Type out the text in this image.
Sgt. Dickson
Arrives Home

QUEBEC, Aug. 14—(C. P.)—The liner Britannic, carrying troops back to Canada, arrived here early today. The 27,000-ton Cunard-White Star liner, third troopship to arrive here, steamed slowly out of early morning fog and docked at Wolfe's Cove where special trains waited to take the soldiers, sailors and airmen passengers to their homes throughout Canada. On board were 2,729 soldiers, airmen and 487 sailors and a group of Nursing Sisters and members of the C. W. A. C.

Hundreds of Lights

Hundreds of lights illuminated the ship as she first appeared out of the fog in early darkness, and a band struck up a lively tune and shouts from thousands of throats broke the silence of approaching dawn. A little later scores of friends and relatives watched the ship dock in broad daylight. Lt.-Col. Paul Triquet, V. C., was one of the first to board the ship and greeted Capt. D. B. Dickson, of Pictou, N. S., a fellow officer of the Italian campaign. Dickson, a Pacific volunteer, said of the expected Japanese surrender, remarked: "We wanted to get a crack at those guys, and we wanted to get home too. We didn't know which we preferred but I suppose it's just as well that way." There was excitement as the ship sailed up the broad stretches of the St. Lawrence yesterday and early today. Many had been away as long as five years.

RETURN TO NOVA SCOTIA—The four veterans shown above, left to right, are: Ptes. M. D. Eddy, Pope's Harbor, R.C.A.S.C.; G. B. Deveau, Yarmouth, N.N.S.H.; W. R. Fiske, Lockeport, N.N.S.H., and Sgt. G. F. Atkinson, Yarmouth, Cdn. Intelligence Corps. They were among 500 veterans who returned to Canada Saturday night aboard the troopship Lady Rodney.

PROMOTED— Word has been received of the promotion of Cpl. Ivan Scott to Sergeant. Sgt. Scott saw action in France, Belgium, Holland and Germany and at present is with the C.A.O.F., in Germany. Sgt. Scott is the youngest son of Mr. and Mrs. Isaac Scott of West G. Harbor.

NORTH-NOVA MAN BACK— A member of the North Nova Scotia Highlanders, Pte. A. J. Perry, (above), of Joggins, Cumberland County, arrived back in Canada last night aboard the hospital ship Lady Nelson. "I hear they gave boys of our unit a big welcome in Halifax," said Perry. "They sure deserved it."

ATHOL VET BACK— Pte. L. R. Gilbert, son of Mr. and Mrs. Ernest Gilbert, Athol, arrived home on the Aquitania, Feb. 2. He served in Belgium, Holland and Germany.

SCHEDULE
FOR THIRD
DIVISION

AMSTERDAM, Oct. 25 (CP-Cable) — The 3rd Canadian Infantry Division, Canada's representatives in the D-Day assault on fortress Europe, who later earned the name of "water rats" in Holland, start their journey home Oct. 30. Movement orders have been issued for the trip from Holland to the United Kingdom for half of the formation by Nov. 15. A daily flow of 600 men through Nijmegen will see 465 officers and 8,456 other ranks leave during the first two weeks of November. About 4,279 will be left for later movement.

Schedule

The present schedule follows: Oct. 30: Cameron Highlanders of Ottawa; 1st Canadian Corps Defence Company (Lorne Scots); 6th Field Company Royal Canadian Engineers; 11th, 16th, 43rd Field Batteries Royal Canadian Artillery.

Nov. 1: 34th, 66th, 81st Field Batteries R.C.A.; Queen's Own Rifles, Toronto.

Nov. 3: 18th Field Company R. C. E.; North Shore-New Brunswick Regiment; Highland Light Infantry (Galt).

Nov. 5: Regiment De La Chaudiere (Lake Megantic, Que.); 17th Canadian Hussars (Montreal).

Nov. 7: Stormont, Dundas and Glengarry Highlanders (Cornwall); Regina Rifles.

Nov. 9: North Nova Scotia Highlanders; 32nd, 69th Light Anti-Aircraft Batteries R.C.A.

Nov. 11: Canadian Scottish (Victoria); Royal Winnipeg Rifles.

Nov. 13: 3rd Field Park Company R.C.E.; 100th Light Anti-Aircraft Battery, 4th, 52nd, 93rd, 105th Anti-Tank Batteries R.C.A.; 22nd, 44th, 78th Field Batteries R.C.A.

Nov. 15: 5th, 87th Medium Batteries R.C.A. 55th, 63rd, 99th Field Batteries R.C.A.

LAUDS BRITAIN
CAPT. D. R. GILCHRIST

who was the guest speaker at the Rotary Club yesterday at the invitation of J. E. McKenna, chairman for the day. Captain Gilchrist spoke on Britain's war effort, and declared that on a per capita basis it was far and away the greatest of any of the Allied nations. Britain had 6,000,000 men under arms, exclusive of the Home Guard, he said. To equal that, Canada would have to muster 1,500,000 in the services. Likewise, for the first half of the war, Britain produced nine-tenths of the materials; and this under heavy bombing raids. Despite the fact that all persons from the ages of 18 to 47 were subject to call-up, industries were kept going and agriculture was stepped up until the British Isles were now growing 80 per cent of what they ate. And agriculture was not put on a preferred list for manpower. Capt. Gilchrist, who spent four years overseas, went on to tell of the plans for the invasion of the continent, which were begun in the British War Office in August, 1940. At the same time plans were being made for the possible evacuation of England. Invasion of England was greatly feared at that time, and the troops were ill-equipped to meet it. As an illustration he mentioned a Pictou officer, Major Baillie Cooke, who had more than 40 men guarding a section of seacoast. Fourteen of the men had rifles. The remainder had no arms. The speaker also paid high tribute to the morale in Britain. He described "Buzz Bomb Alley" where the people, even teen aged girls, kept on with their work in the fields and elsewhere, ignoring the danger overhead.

--

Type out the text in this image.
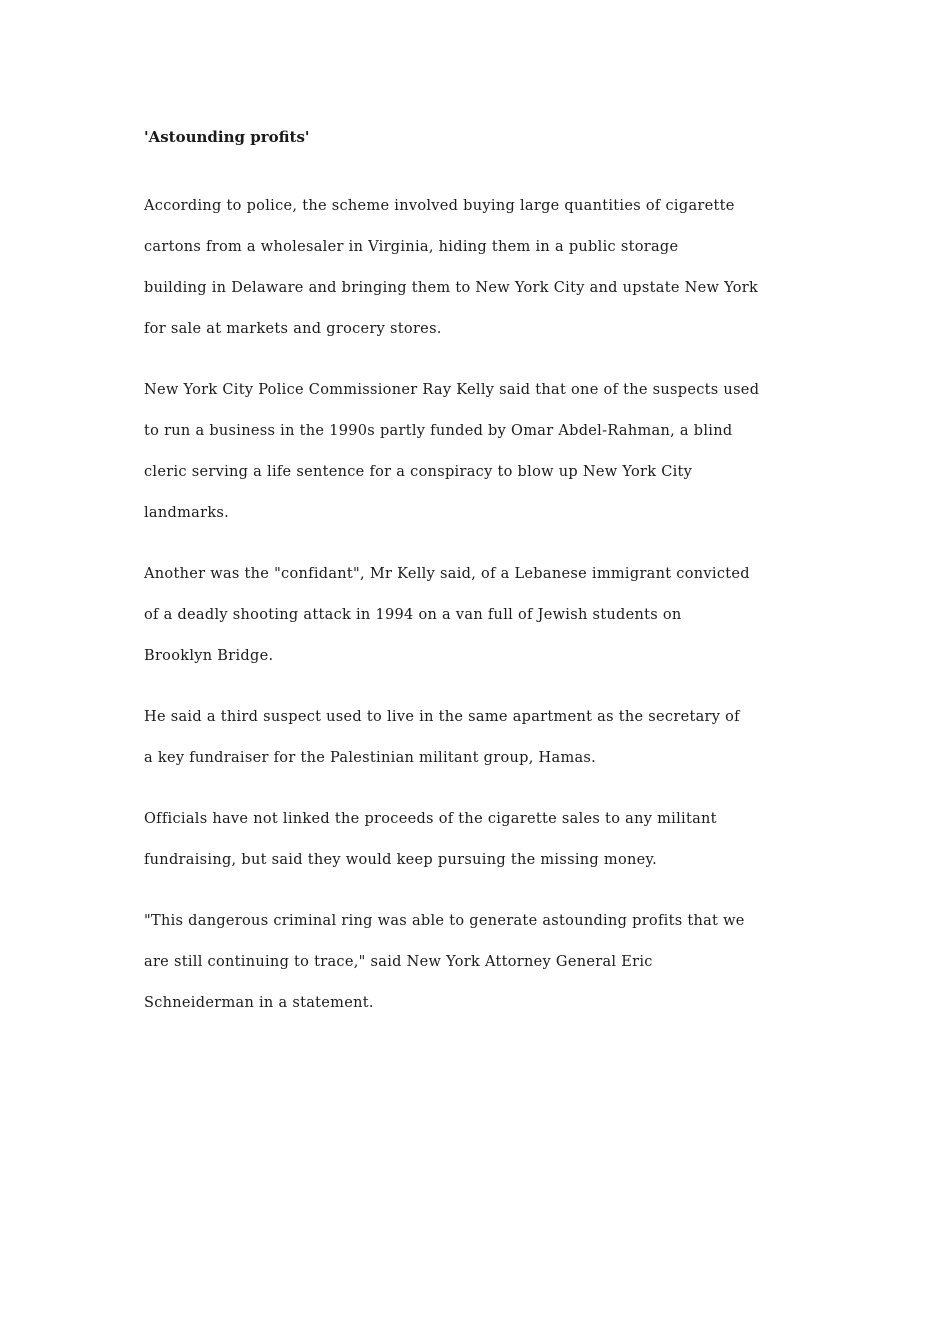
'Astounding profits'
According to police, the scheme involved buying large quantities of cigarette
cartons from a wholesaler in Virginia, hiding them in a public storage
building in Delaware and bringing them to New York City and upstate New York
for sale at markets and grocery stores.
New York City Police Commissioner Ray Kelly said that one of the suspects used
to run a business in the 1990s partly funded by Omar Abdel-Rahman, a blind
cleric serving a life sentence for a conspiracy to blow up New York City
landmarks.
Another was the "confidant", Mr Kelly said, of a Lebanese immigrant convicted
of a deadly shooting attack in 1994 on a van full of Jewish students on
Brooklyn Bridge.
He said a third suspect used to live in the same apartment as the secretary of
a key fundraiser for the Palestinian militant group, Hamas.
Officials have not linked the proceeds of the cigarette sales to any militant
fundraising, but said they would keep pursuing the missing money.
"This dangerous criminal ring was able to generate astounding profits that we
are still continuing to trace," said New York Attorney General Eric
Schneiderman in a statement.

EXERCISE
How many of these lines contain "them"? Write only the number.

ANSWER BELOW
2